Every line of the data that contains the string "text" must be copied.
* start The records *
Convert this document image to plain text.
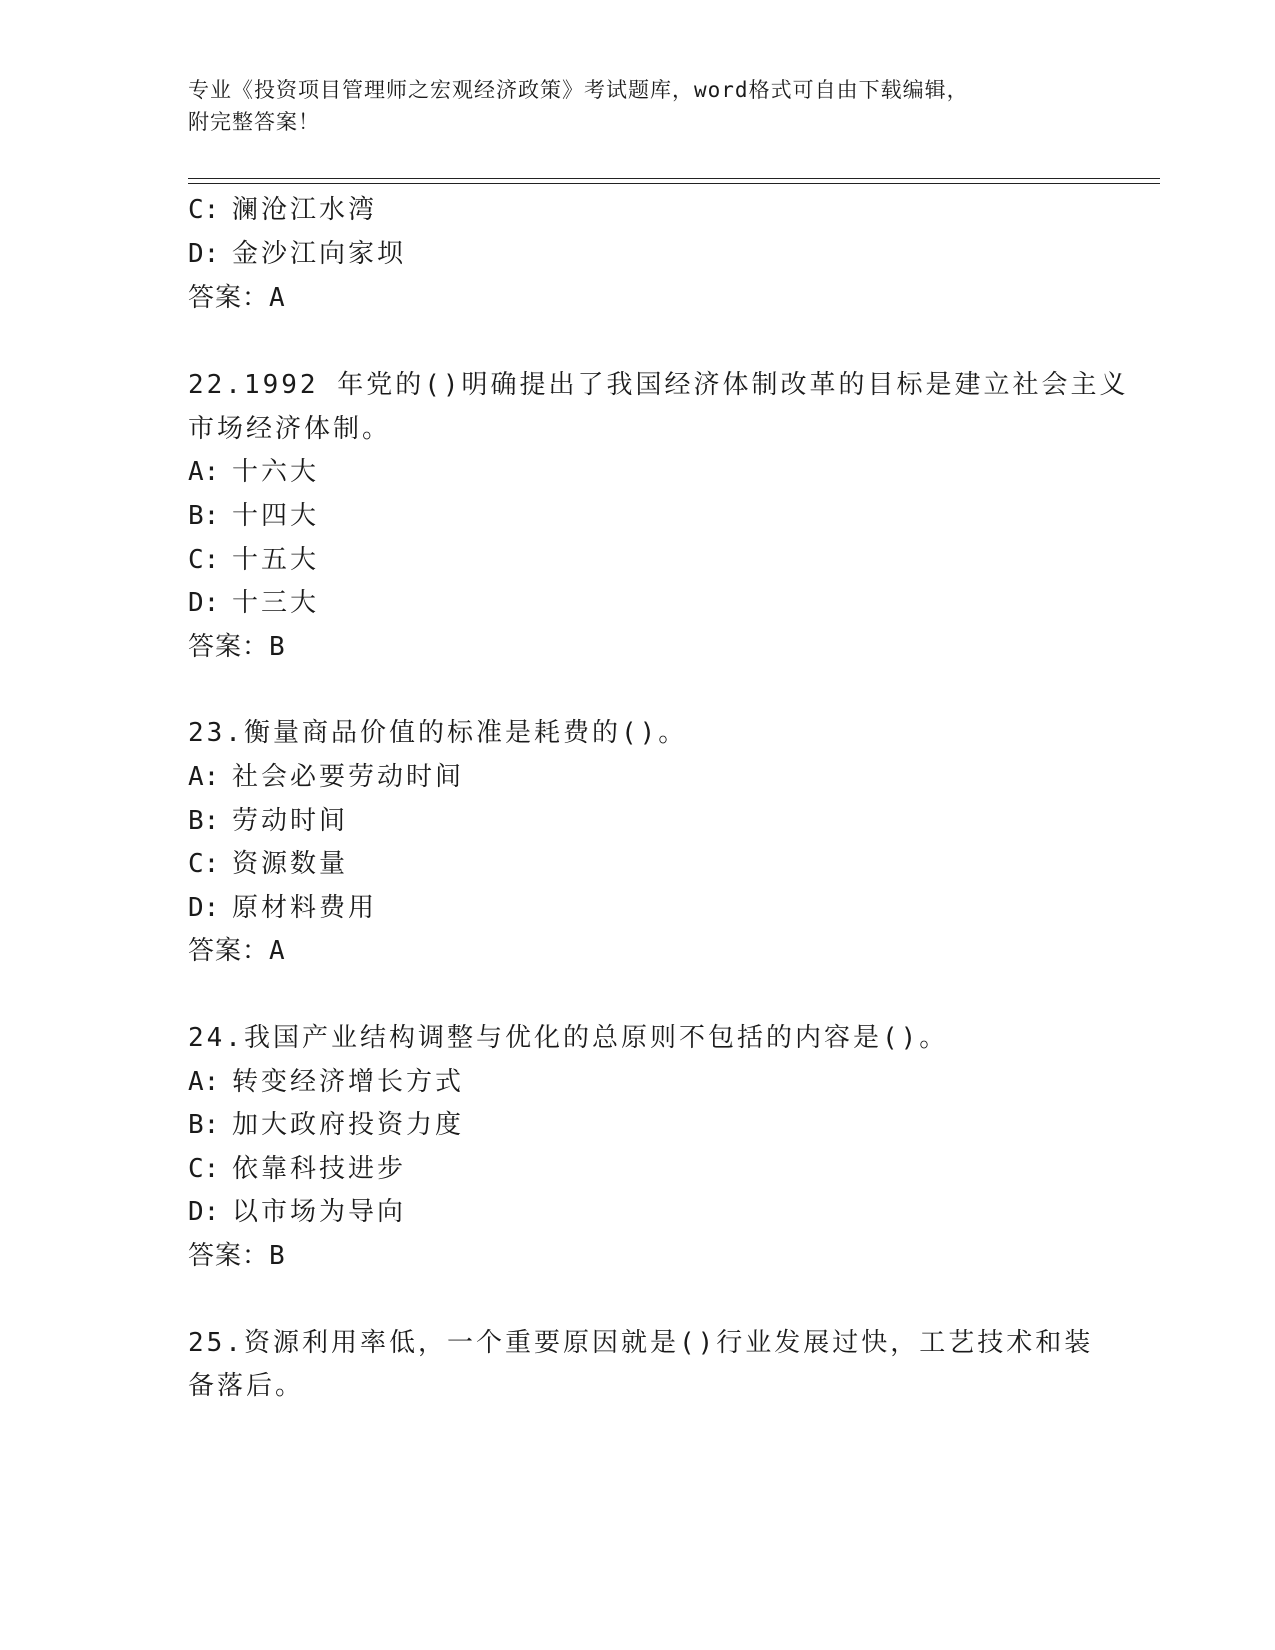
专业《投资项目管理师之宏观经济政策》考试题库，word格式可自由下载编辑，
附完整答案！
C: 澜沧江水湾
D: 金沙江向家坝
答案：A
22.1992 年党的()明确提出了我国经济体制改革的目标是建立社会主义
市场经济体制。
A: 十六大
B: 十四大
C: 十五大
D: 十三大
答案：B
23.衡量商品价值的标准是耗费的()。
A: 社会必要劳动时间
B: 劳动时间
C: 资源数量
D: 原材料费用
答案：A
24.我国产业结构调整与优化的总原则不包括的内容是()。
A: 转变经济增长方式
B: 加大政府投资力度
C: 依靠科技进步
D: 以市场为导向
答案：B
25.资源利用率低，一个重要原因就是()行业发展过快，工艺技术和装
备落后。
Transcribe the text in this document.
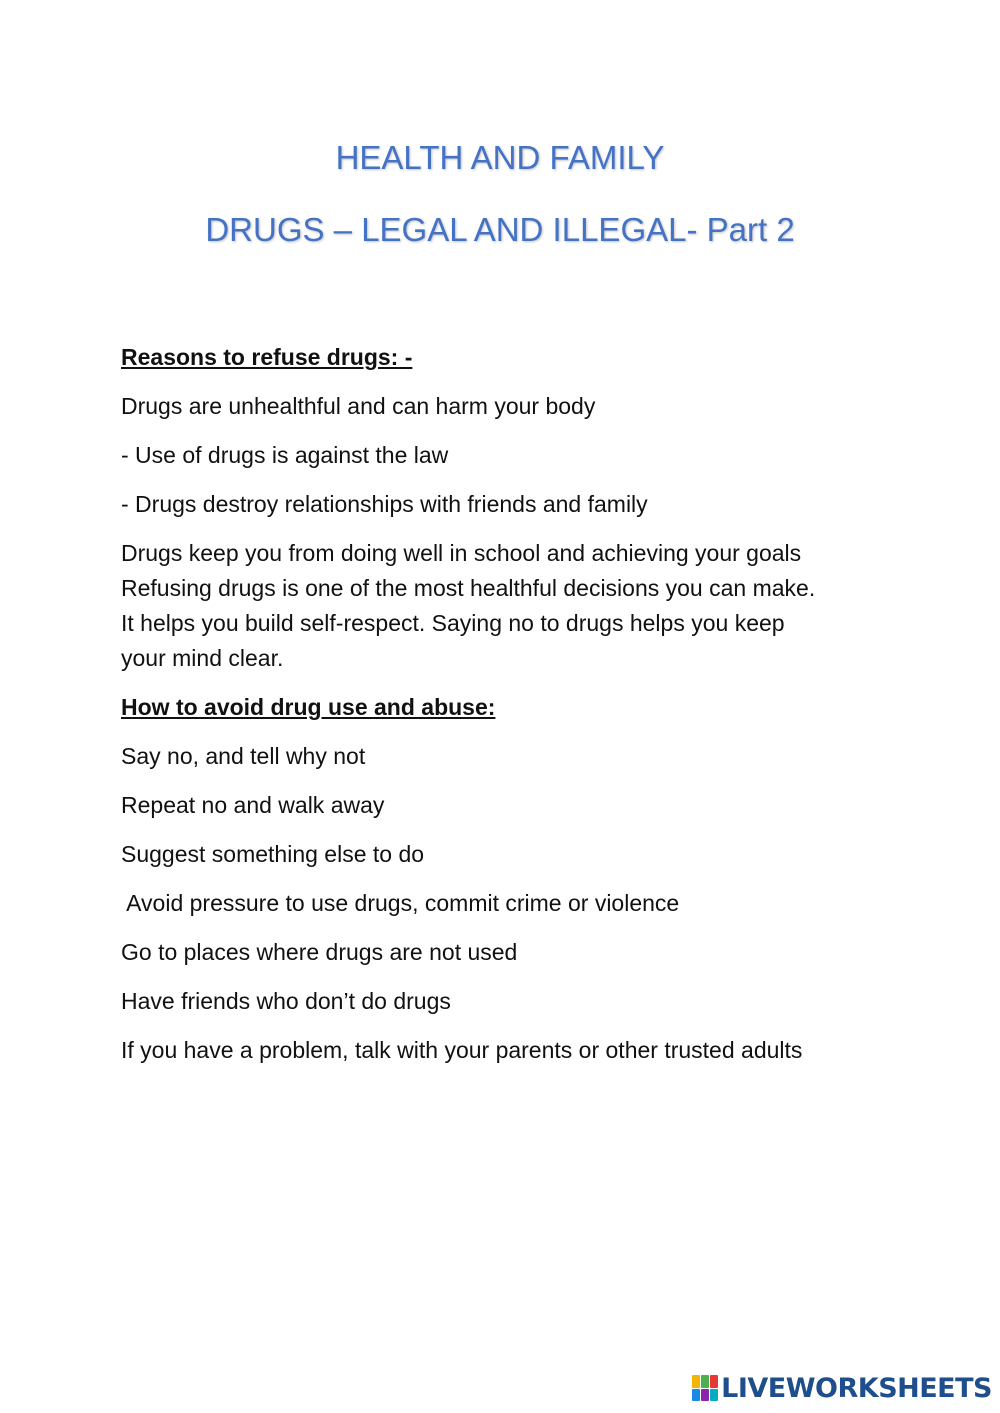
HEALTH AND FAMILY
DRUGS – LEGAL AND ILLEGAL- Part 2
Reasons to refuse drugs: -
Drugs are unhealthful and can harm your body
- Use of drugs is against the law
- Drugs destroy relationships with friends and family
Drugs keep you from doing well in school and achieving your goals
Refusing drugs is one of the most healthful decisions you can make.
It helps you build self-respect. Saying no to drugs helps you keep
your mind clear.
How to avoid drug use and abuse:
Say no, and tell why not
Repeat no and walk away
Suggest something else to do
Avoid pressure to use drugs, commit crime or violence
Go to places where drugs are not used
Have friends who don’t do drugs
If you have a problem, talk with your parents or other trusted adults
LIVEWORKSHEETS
* end The records *
◆ **The solution**
Convert this document image to plain text.
Transcribe the text in this document.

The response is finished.